**Problem description**
Transcribe the listing word for word.

**Supplied material**
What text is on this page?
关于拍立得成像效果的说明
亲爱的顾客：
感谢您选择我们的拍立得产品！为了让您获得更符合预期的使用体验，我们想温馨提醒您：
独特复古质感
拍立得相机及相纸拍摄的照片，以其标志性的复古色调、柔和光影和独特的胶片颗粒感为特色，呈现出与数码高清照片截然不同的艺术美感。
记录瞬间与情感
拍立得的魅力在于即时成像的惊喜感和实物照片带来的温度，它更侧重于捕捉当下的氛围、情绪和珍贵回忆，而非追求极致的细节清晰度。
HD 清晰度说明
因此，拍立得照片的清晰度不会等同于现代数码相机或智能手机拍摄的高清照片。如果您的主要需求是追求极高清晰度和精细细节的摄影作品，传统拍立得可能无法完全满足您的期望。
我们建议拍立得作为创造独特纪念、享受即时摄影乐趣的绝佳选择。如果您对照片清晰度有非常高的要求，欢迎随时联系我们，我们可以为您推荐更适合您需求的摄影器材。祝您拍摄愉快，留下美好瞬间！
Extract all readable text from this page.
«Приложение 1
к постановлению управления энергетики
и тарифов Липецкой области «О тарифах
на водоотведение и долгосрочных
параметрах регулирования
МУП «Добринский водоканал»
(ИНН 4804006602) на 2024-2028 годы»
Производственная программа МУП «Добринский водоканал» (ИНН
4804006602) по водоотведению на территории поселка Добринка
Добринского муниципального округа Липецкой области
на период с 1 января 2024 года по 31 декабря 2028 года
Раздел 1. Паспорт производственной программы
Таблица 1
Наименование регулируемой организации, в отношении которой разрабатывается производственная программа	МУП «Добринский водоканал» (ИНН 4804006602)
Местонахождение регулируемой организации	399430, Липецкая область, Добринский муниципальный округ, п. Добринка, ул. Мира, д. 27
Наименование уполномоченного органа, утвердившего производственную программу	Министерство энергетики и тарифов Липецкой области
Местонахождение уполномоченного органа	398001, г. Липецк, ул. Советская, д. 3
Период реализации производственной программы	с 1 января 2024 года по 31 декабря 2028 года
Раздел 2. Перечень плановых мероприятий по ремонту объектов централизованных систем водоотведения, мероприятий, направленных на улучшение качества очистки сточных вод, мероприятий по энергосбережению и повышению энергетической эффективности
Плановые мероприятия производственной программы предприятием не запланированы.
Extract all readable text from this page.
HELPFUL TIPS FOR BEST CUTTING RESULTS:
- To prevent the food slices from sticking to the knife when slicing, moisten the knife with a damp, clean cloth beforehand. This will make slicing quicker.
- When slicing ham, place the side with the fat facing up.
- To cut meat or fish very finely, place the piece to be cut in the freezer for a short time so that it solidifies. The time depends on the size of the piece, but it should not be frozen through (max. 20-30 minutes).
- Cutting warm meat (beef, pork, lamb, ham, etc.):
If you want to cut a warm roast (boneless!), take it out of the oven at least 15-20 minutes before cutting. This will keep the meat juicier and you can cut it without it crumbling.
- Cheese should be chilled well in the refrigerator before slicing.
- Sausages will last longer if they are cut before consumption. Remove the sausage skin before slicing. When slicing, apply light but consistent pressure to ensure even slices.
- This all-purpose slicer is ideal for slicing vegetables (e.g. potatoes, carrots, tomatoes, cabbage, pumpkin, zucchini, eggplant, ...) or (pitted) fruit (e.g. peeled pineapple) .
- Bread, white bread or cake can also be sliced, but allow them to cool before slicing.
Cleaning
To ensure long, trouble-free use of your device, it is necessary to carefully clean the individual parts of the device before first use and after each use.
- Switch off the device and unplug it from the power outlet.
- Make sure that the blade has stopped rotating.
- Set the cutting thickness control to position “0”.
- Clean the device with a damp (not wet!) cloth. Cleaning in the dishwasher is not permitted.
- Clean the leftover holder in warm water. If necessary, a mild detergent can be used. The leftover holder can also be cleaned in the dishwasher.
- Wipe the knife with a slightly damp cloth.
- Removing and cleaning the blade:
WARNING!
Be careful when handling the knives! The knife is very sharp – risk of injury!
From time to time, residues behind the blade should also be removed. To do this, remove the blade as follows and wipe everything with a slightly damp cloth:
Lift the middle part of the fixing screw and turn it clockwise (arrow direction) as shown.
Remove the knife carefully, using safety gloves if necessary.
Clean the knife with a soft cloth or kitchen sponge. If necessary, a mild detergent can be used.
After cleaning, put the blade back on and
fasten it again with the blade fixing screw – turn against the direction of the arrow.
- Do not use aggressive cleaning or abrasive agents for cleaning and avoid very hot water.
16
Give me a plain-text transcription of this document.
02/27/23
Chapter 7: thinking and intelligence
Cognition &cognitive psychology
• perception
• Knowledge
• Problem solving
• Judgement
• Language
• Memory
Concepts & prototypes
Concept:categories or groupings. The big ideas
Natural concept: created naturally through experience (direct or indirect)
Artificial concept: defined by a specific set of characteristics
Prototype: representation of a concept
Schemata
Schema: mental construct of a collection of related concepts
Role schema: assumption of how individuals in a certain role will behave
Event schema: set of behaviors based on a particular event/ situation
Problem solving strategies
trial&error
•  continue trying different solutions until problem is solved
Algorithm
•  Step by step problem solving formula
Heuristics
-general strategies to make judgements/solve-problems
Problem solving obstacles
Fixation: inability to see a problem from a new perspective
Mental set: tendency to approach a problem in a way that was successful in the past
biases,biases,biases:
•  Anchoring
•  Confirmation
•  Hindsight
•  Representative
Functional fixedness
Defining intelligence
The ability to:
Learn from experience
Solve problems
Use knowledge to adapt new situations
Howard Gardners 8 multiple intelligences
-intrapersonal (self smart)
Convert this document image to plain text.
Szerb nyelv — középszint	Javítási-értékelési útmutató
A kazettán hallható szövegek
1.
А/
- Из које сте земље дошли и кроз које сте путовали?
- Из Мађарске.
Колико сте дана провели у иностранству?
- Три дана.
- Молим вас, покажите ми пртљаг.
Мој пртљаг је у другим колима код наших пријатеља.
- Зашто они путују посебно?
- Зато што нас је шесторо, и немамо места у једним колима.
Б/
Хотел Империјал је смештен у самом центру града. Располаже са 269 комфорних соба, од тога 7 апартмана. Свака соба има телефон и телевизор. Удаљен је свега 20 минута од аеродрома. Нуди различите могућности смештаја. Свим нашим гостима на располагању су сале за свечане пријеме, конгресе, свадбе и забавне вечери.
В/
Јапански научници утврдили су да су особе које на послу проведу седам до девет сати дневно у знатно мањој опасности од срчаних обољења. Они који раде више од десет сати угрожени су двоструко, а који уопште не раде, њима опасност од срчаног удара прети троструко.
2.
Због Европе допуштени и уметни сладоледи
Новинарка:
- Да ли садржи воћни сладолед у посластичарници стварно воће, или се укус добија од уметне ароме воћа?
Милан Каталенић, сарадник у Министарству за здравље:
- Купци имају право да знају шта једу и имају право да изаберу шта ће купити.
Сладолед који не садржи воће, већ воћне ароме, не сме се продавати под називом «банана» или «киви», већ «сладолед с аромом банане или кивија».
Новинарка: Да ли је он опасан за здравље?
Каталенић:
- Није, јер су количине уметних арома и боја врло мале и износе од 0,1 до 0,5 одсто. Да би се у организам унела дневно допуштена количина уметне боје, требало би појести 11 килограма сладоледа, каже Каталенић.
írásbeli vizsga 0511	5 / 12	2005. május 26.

**Result of this task**
What text is on this page?
关于拍立得成像效果的说明
亲爱的顾客：
感谢您选择我们的拍立得产品！为了让您获得更符合预期的使用体验，我们想温馨提醒您：
独特复古质感
拍立得相机及相纸拍摄的照片，以其标志性的复古色调、柔和光影和独特的胶片颗粒感为特色，呈现出与数码高清照片截然不同的艺术美感。
记录瞬间与情感
拍立得的魅力在于即时成像的惊喜感和实物照片带来的温度，它更侧重于捕捉当下的氛围、情绪和珍贵回忆，而非追求极致的细节清晰度。
HD 清晰度说明
因此，拍立得照片的清晰度不会等同于现代数码相机或智能手机拍摄的高清照片。如果您的主要需求是追求极高清晰度和精细细节的摄影作品，传统拍立得可能无法完全满足您的期望。
我们建议拍立得作为创造独特纪念、享受即时摄影乐趣的绝佳选择。如果您对照片清晰度有非常高的要求，欢迎随时联系我们，我们可以为您推荐更适合您需求的摄影器材。祝您拍摄愉快，留下美好瞬间！
Extract all readable text from this page.
«Приложение 1
к постановлению управления энергетики
и тарифов Липецкой области «О тарифах
на водоотведение и долгосрочных
параметрах регулирования
МУП «Добринский водоканал»
(ИНН 4804006602) на 2024-2028 годы»
Производственная программа МУП «Добринский водоканал» (ИНН
4804006602) по водоотведению на территории поселка Добринка
Добринского муниципального округа Липецкой области
на период с 1 января 2024 года по 31 декабря 2028 года
Раздел 1. Паспорт производственной программы
Таблица 1
Наименование регулируемой организации, в отношении которой разрабатывается производственная программа	МУП «Добринский водоканал» (ИНН 4804006602)
Местонахождение регулируемой организации	399430, Липецкая область, Добринский муниципальный округ, п. Добринка, ул. Мира, д. 27
Наименование уполномоченного органа, утвердившего производственную программу	Министерство энергетики и тарифов Липецкой области
Местонахождение уполномоченного органа	398001, г. Липецк, ул. Советская, д. 3
Период реализации производственной программы	с 1 января 2024 года по 31 декабря 2028 года
Раздел 2. Перечень плановых мероприятий по ремонту объектов централизованных систем водоотведения, мероприятий, направленных на улучшение качества очистки сточных вод, мероприятий по энергосбережению и повышению энергетической эффективности
Плановые мероприятия производственной программы предприятием не запланированы.
Extract all readable text from this page.
HELPFUL TIPS FOR BEST CUTTING RESULTS:
- To prevent the food slices from sticking to the knife when slicing, moisten the knife with a damp, clean cloth beforehand. This will make slicing quicker.
- When slicing ham, place the side with the fat facing up.
- To cut meat or fish very finely, place the piece to be cut in the freezer for a short time so that it solidifies. The time depends on the size of the piece, but it should not be frozen through (max. 20-30 minutes).
- Cutting warm meat (beef, pork, lamb, ham, etc.):
If you want to cut a warm roast (boneless!), take it out of the oven at least 15-20 minutes before cutting. This will keep the meat juicier and you can cut it without it crumbling.
- Cheese should be chilled well in the refrigerator before slicing.
- Sausages will last longer if they are cut before consumption. Remove the sausage skin before slicing. When slicing, apply light but consistent pressure to ensure even slices.
- This all-purpose slicer is ideal for slicing vegetables (e.g. potatoes, carrots, tomatoes, cabbage, pumpkin, zucchini, eggplant, ...) or (pitted) fruit (e.g. peeled pineapple) .
- Bread, white bread or cake can also be sliced, but allow them to cool before slicing.
Cleaning
To ensure long, trouble-free use of your device, it is necessary to carefully clean the individual parts of the device before first use and after each use.
- Switch off the device and unplug it from the power outlet.
- Make sure that the blade has stopped rotating.
- Set the cutting thickness control to position “0”.
- Clean the device with a damp (not wet!) cloth. Cleaning in the dishwasher is not permitted.
- Clean the leftover holder in warm water. If necessary, a mild detergent can be used. The leftover holder can also be cleaned in the dishwasher.
- Wipe the knife with a slightly damp cloth.
- Removing and cleaning the blade:
WARNING!
Be careful when handling the knives! The knife is very sharp – risk of injury!
From time to time, residues behind the blade should also be removed. To do this, remove the blade as follows and wipe everything with a slightly damp cloth:
Lift the middle part of the fixing screw and turn it clockwise (arrow direction) as shown.
Remove the knife carefully, using safety gloves if necessary.
Clean the knife with a soft cloth or kitchen sponge. If necessary, a mild detergent can be used.
After cleaning, put the blade back on and
fasten it again with the blade fixing screw – turn against the direction of the arrow.
- Do not use aggressive cleaning or abrasive agents for cleaning and avoid very hot water.
16
Give me a plain-text transcription of this document.
02/27/23
Chapter 7: thinking and intelligence
Cognition &cognitive psychology
• perception
• Knowledge
• Problem solving
• Judgement
• Language
• Memory
Concepts & prototypes
Concept:categories or groupings. The big ideas
Natural concept: created naturally through experience (direct or indirect)
Artificial concept: defined by a specific set of characteristics
Prototype: representation of a concept
Schemata
Schema: mental construct of a collection of related concepts
Role schema: assumption of how individuals in a certain role will behave
Event schema: set of behaviors based on a particular event/ situation
Problem solving strategies
trial&error
•  continue trying different solutions until problem is solved
Algorithm
•  Step by step problem solving formula
Heuristics
-general strategies to make judgements/solve-problems
Problem solving obstacles
Fixation: inability to see a problem from a new perspective
Mental set: tendency to approach a problem in a way that was successful in the past
biases,biases,biases:
•  Anchoring
•  Confirmation
•  Hindsight
•  Representative
Functional fixedness
Defining intelligence
The ability to:
Learn from experience
Solve problems
Use knowledge to adapt new situations
Howard Gardners 8 multiple intelligences
-intrapersonal (self smart)
Convert this document image to plain text.
Szerb nyelv — középszint	Javítási-értékelési útmutató
A kazettán hallható szövegek
1.
А/
- Из које сте земље дошли и кроз које сте путовали?
- Из Мађарске.
Колико сте дана провели у иностранству?
- Три дана.
- Молим вас, покажите ми пртљаг.
Мој пртљаг је у другим колима код наших пријатеља.
- Зашто они путују посебно?
- Зато што нас је шесторо, и немамо места у једним колима.
Б/
Хотел Империјал је смештен у самом центру града. Располаже са 269 комфорних соба, од тога 7 апартмана. Свака соба има телефон и телевизор. Удаљен је свега 20 минута од аеродрома. Нуди различите могућности смештаја. Свим нашим гостима на располагању су сале за свечане пријеме, конгресе, свадбе и забавне вечери.
В/
Јапански научници утврдили су да су особе које на послу проведу седам до девет сати дневно у знатно мањој опасности од срчаних обољења. Они који раде више од десет сати угрожени су двоструко, а који уопште не раде, њима опасност од срчаног удара прети троструко.
2.
Због Европе допуштени и уметни сладоледи
Новинарка:
- Да ли садржи воћни сладолед у посластичарници стварно воће, или се укус добија од уметне ароме воћа?
Милан Каталенић, сарадник у Министарству за здравље:
- Купци имају право да знају шта једу и имају право да изаберу шта ће купити.
Сладолед који не садржи воће, већ воћне ароме, не сме се продавати под називом «банана» или «киви», већ «сладолед с аромом банане или кивија».
Новинарка: Да ли је он опасан за здравље?
Каталенић:
- Није, јер су количине уметних арома и боја врло мале и износе од 0,1 до 0,5 одсто. Да би се у организам унела дневно допуштена количина уметне боје, требало би појести 11 килограма сладоледа, каже Каталенић.
írásbeli vizsga 0511	5 / 12	2005. május 26.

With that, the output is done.